Required work:
Give the material once more, word for word, without any images.
>> START Dataset content
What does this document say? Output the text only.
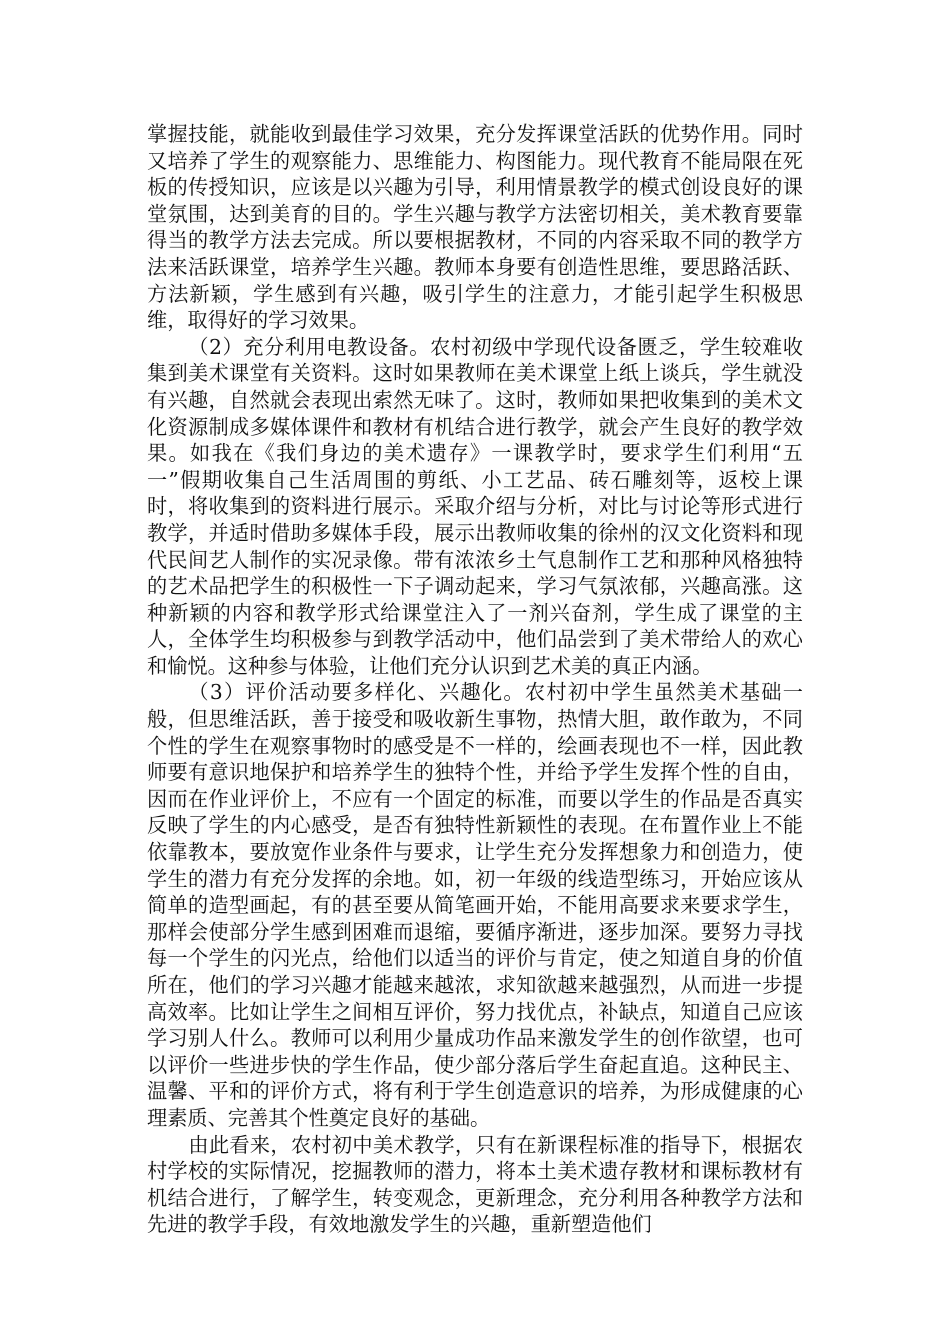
掌握技能，就能收到最佳学习效果，充分发挥课堂活跃的优势作用。同时又培养了学生的观察能力、思维能力、构图能力。现代教育不能局限在死板的传授知识，应该是以兴趣为引导，利用情景教学的模式创设良好的课堂氛围，达到美育的目的。学生兴趣与教学方法密切相关，美术教育要靠得当的教学方法去完成。所以要根据教材，不同的内容采取不同的教学方法来活跃课堂，培养学生兴趣。教师本身要有创造性思维，要思路活跃、方法新颖，学生感到有兴趣，吸引学生的注意力，才能引起学生积极思维，取得好的学习效果。

（2）充分利用电教设备。农村初级中学现代设备匮乏，学生较难收集到美术课堂有关资料。这时如果教师在美术课堂上纸上谈兵，学生就没有兴趣，自然就会表现出索然无味了。这时，教师如果把收集到的美术文化资源制成多媒体课件和教材有机结合进行教学，就会产生良好的教学效果。如我在《我们身边的美术遗存》一课教学时，要求学生们利用“五一”假期收集自己生活周围的剪纸、小工艺品、砖石雕刻等，返校上课时，将收集到的资料进行展示。采取介绍与分析，对比与讨论等形式进行教学，并适时借助多媒体手段，展示出教师收集的徐州的汉文化资料和现代民间艺人制作的实况录像。带有浓浓乡土气息制作工艺和那种风格独特的艺术品把学生的积极性一下子调动起来，学习气氛浓郁，兴趣高涨。这种新颖的内容和教学形式给课堂注入了一剂兴奋剂，学生成了课堂的主人，全体学生均积极参与到教学活动中，他们品尝到了美术带给人的欢心和愉悦。这种参与体验，让他们充分认识到艺术美的真正内涵。

（3）评价活动要多样化、兴趣化。农村初中学生虽然美术基础一般，但思维活跃，善于接受和吸收新生事物，热情大胆，敢作敢为，不同个性的学生在观察事物时的感受是不一样的，绘画表现也不一样，因此教师要有意识地保护和培养学生的独特个性，并给予学生发挥个性的自由，因而在作业评价上，不应有一个固定的标准，而要以学生的作品是否真实反映了学生的内心感受，是否有独特性新颖性的表现。在布置作业上不能依靠教本，要放宽作业条件与要求，让学生充分发挥想象力和创造力，使学生的潜力有充分发挥的余地。如，初一年级的线造型练习，开始应该从简单的造型画起，有的甚至要从简笔画开始，不能用高要求来要求学生，那样会使部分学生感到困难而退缩，要循序渐进，逐步加深。要努力寻找每一个学生的闪光点，给他们以适当的评价与肯定，使之知道自身的价值所在，他们的学习兴趣才能越来越浓，求知欲越来越强烈，从而进一步提高效率。比如让学生之间相互评价，努力找优点，补缺点，知道自己应该学习别人什么。教师可以利用少量成功作品来激发学生的创作欲望，也可以评价一些进步快的学生作品，使少部分落后学生奋起直追。这种民主、温馨、平和的评价方式，将有利于学生创造意识的培养，为形成健康的心理素质、完善其个性奠定良好的基础。

由此看来，农村初中美术教学，只有在新课程标准的指导下，根据农村学校的实际情况，挖掘教师的潜力，将本土美术遗存教材和课标教材有机结合进行，了解学生，转变观念，更新理念，充分利用各种教学方法和先进的教学手段，有效地激发学生的兴趣，重新塑造他们
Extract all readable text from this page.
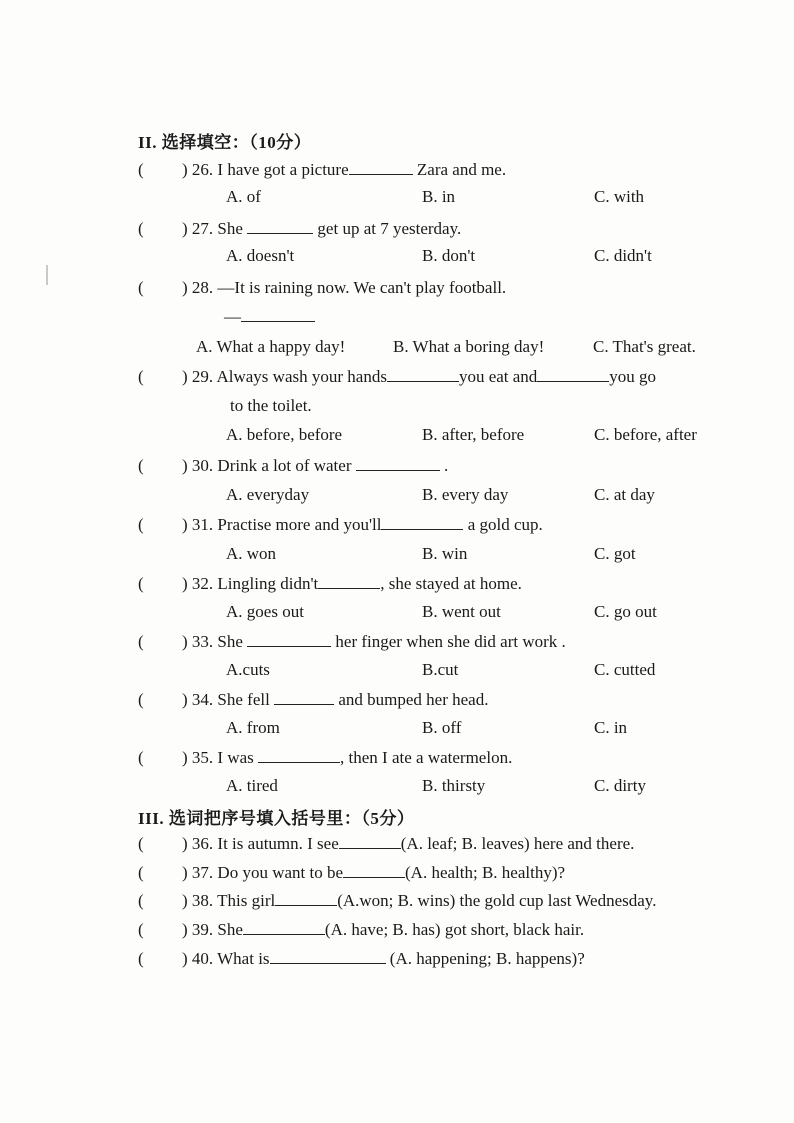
II. 选择填空：（10分）
( ) 26. I have got a picture	Zara and me.
A. of	B. in	C. with
( ) 27. She	get up at 7 yesterday.
A. doesn't	B. don't	C. didn't
( ) 28. —It is raining now. We can't play football.
—
A. What a happy day!	B. What a boring day!	C. That's great.
( ) 29. Always wash your hands	you eat and	you go
to the toilet.
A. before, before	B. after, before	C. before, after
( ) 30. Drink a lot of water	.
A. everyday	B. every day	C. at day
( ) 31. Practise more and you'll	a gold cup.
A. won	B. win	C. got
( ) 32. Lingling didn't	, she stayed at home.
A. goes out	B. went out	C. go out
( ) 33. She	her finger when she did art work .
A.cuts	B.cut	C. cutted
( ) 34. She fell	and bumped her head.
A. from	B. off	C. in
( ) 35. I was	, then I ate a watermelon.
A. tired	B. thirsty	C. dirty
III. 选词把序号填入括号里：（5分）
( ) 36. It is autumn. I see	(A. leaf; B. leaves) here and there.
( ) 37. Do you want to be	(A. health; B. healthy)?
( ) 38. This girl	(A.won; B. wins) the gold cup last Wednesday.
( ) 39. She	(A. have; B. has) got short, black hair.
( ) 40. What is	(A. happening; B. happens)?
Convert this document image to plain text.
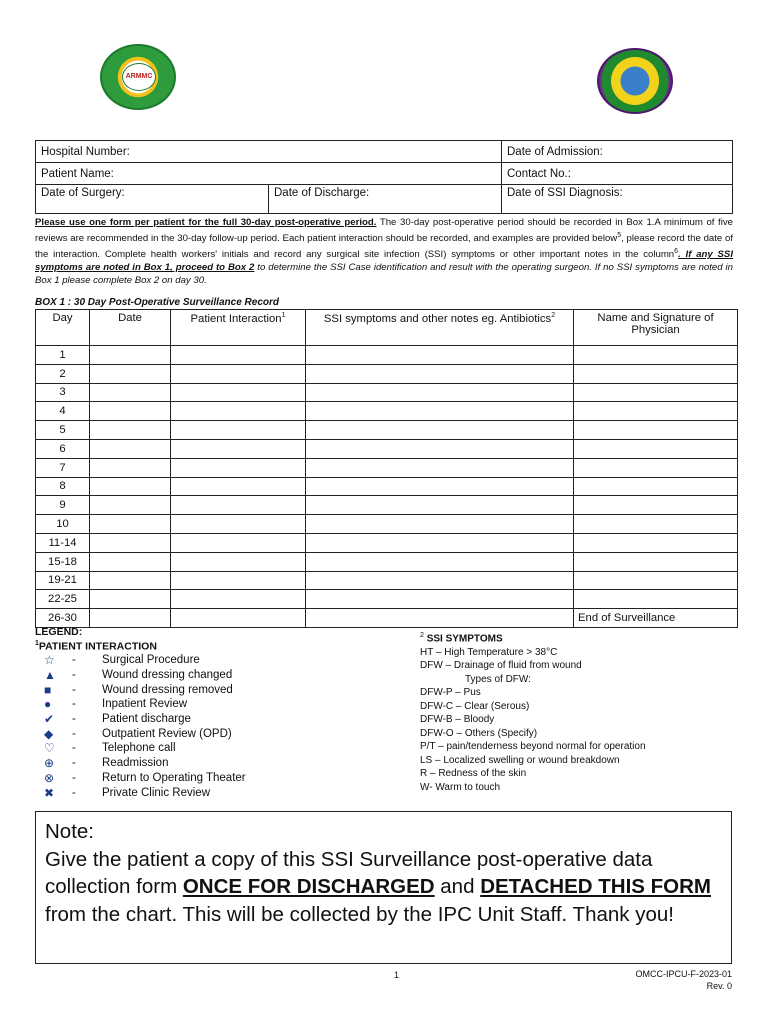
ARMMC
Hospital Number:		Date of Admission:
Patient Name:		Contact No.:
Date of Surgery:	Date of Discharge:	Date of SSI Diagnosis:
Please use one form per patient for the full 30-day post-operative period. The 30-day post-operative period should be recorded in Box 1.A minimum of five reviews are recommended in the 30-day follow-up period. Each patient interaction should be recorded, and examples are provided below$^5$, please record the date of the interaction. Complete health workers' initials and record any surgical site infection (SSI) symptoms or other important notes in the column$^6$. If any SSI symptoms are noted in Box 1, proceed to Box 2 to determine the SSI Case identification and result with the operating surgeon. If no SSI symptoms are noted in Box 1 please complete Box 2 on day 30.
BOX 1 : 30 Day Post-Operative Surveillance Record
Day	Date	Patient Interaction$^1$	SSI symptoms and other notes eg. Antibiotics$^2$	Name and Signature of Physician
1				
2				
3				
4				
5				
6				
7				
8				
9				
10				
11-14				
15-18				
19-21				
22-25				
26-30				End of Surveillance
LEGEND:
$^1$PATIENT INTERACTION
☆	-	Surgical Procedure
▲	-	Wound dressing changed
■	-	Wound dressing removed
●	-	Inpatient Review
✔	-	Patient discharge
◆	-	Outpatient Review (OPD)
♡	-	Telephone call
⊕	-	Readmission
⊗	-	Return to Operating Theater
✖	-	Private Clinic Review
$^2$ SSI SYMPTOMS
HT – High Temperature > 38°C
DFW – Drainage of fluid from wound
Types of DFW:
DFW-P – Pus
DFW-C – Clear (Serous)
DFW-B – Bloody
DFW-O – Others (Specify)
P/T – pain/tenderness beyond normal for operation
LS – Localized swelling or wound breakdown
R – Redness of the skin
W- Warm to touch
Note:
Give the patient a copy of this SSI Surveillance post-operative data collection form ONCE FOR DISCHARGED and DETACHED THIS FORM from the chart. This will be collected by the IPC Unit Staff. Thank you!
1	OMCC-IPCU-F-2023-01
Rev. 0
>> END Dataset content
The reply:
What does this document say? Output the text only.
掌握技能，就能收到最佳学习效果，充分发挥课堂活跃的优势作用。同时又培养了学生的观察能力、思维能力、构图能力。现代教育不能局限在死板的传授知识，应该是以兴趣为引导，利用情景教学的模式创设良好的课堂氛围，达到美育的目的。学生兴趣与教学方法密切相关，美术教育要靠得当的教学方法去完成。所以要根据教材，不同的内容采取不同的教学方法来活跃课堂，培养学生兴趣。教师本身要有创造性思维，要思路活跃、方法新颖，学生感到有兴趣，吸引学生的注意力，才能引起学生积极思维，取得好的学习效果。

（2）充分利用电教设备。农村初级中学现代设备匮乏，学生较难收集到美术课堂有关资料。这时如果教师在美术课堂上纸上谈兵，学生就没有兴趣，自然就会表现出索然无味了。这时，教师如果把收集到的美术文化资源制成多媒体课件和教材有机结合进行教学，就会产生良好的教学效果。如我在《我们身边的美术遗存》一课教学时，要求学生们利用“五一”假期收集自己生活周围的剪纸、小工艺品、砖石雕刻等，返校上课时，将收集到的资料进行展示。采取介绍与分析，对比与讨论等形式进行教学，并适时借助多媒体手段，展示出教师收集的徐州的汉文化资料和现代民间艺人制作的实况录像。带有浓浓乡土气息制作工艺和那种风格独特的艺术品把学生的积极性一下子调动起来，学习气氛浓郁，兴趣高涨。这种新颖的内容和教学形式给课堂注入了一剂兴奋剂，学生成了课堂的主人，全体学生均积极参与到教学活动中，他们品尝到了美术带给人的欢心和愉悦。这种参与体验，让他们充分认识到艺术美的真正内涵。

（3）评价活动要多样化、兴趣化。农村初中学生虽然美术基础一般，但思维活跃，善于接受和吸收新生事物，热情大胆，敢作敢为，不同个性的学生在观察事物时的感受是不一样的，绘画表现也不一样，因此教师要有意识地保护和培养学生的独特个性，并给予学生发挥个性的自由，因而在作业评价上，不应有一个固定的标准，而要以学生的作品是否真实反映了学生的内心感受，是否有独特性新颖性的表现。在布置作业上不能依靠教本，要放宽作业条件与要求，让学生充分发挥想象力和创造力，使学生的潜力有充分发挥的余地。如，初一年级的线造型练习，开始应该从简单的造型画起，有的甚至要从简笔画开始，不能用高要求来要求学生，那样会使部分学生感到困难而退缩，要循序渐进，逐步加深。要努力寻找每一个学生的闪光点，给他们以适当的评价与肯定，使之知道自身的价值所在，他们的学习兴趣才能越来越浓，求知欲越来越强烈，从而进一步提高效率。比如让学生之间相互评价，努力找优点，补缺点，知道自己应该学习别人什么。教师可以利用少量成功作品来激发学生的创作欲望，也可以评价一些进步快的学生作品，使少部分落后学生奋起直追。这种民主、温馨、平和的评价方式，将有利于学生创造意识的培养，为形成健康的心理素质、完善其个性奠定良好的基础。

由此看来，农村初中美术教学，只有在新课程标准的指导下，根据农村学校的实际情况，挖掘教师的潜力，将本土美术遗存教材和课标教材有机结合进行，了解学生，转变观念，更新理念，充分利用各种教学方法和先进的教学手段，有效地激发学生的兴趣，重新塑造他们
Extract all readable text from this page.
II. 选择填空：（10分）
( ) 26. I have got a picture	Zara and me.
A. of	B. in	C. with
( ) 27. She	get up at 7 yesterday.
A. doesn't	B. don't	C. didn't
( ) 28. —It is raining now. We can't play football.
—
A. What a happy day!	B. What a boring day!	C. That's great.
( ) 29. Always wash your hands	you eat and	you go
to the toilet.
A. before, before	B. after, before	C. before, after
( ) 30. Drink a lot of water	.
A. everyday	B. every day	C. at day
( ) 31. Practise more and you'll	a gold cup.
A. won	B. win	C. got
( ) 32. Lingling didn't	, she stayed at home.
A. goes out	B. went out	C. go out
( ) 33. She	her finger when she did art work .
A.cuts	B.cut	C. cutted
( ) 34. She fell	and bumped her head.
A. from	B. off	C. in
( ) 35. I was	, then I ate a watermelon.
A. tired	B. thirsty	C. dirty
III. 选词把序号填入括号里：（5分）
( ) 36. It is autumn. I see	(A. leaf; B. leaves) here and there.
( ) 37. Do you want to be	(A. health; B. healthy)?
( ) 38. This girl	(A.won; B. wins) the gold cup last Wednesday.
( ) 39. She	(A. have; B. has) got short, black hair.
( ) 40. What is	(A. happening; B. happens)?
Convert this document image to plain text.
ARMMC
Hospital Number:		Date of Admission:
Patient Name:		Contact No.:
Date of Surgery:	Date of Discharge:	Date of SSI Diagnosis:
Please use one form per patient for the full 30-day post-operative period. The 30-day post-operative period should be recorded in Box 1.A minimum of five reviews are recommended in the 30-day follow-up period. Each patient interaction should be recorded, and examples are provided below$^5$, please record the date of the interaction. Complete health workers' initials and record any surgical site infection (SSI) symptoms or other important notes in the column$^6$. If any SSI symptoms are noted in Box 1, proceed to Box 2 to determine the SSI Case identification and result with the operating surgeon. If no SSI symptoms are noted in Box 1 please complete Box 2 on day 30.
BOX 1 : 30 Day Post-Operative Surveillance Record
Day	Date	Patient Interaction$^1$	SSI symptoms and other notes eg. Antibiotics$^2$	Name and Signature of Physician
1				
2				
3				
4				
5				
6				
7				
8				
9				
10				
11-14				
15-18				
19-21				
22-25				
26-30				End of Surveillance
LEGEND:
$^1$PATIENT INTERACTION
☆	-	Surgical Procedure
▲	-	Wound dressing changed
■	-	Wound dressing removed
●	-	Inpatient Review
✔	-	Patient discharge
◆	-	Outpatient Review (OPD)
♡	-	Telephone call
⊕	-	Readmission
⊗	-	Return to Operating Theater
✖	-	Private Clinic Review
$^2$ SSI SYMPTOMS
HT – High Temperature > 38°C
DFW – Drainage of fluid from wound
Types of DFW:
DFW-P – Pus
DFW-C – Clear (Serous)
DFW-B – Bloody
DFW-O – Others (Specify)
P/T – pain/tenderness beyond normal for operation
LS – Localized swelling or wound breakdown
R – Redness of the skin
W- Warm to touch
Note:
Give the patient a copy of this SSI Surveillance post-operative data collection form ONCE FOR DISCHARGED and DETACHED THIS FORM from the chart. This will be collected by the IPC Unit Staff. Thank you!
1	OMCC-IPCU-F-2023-01
Rev. 0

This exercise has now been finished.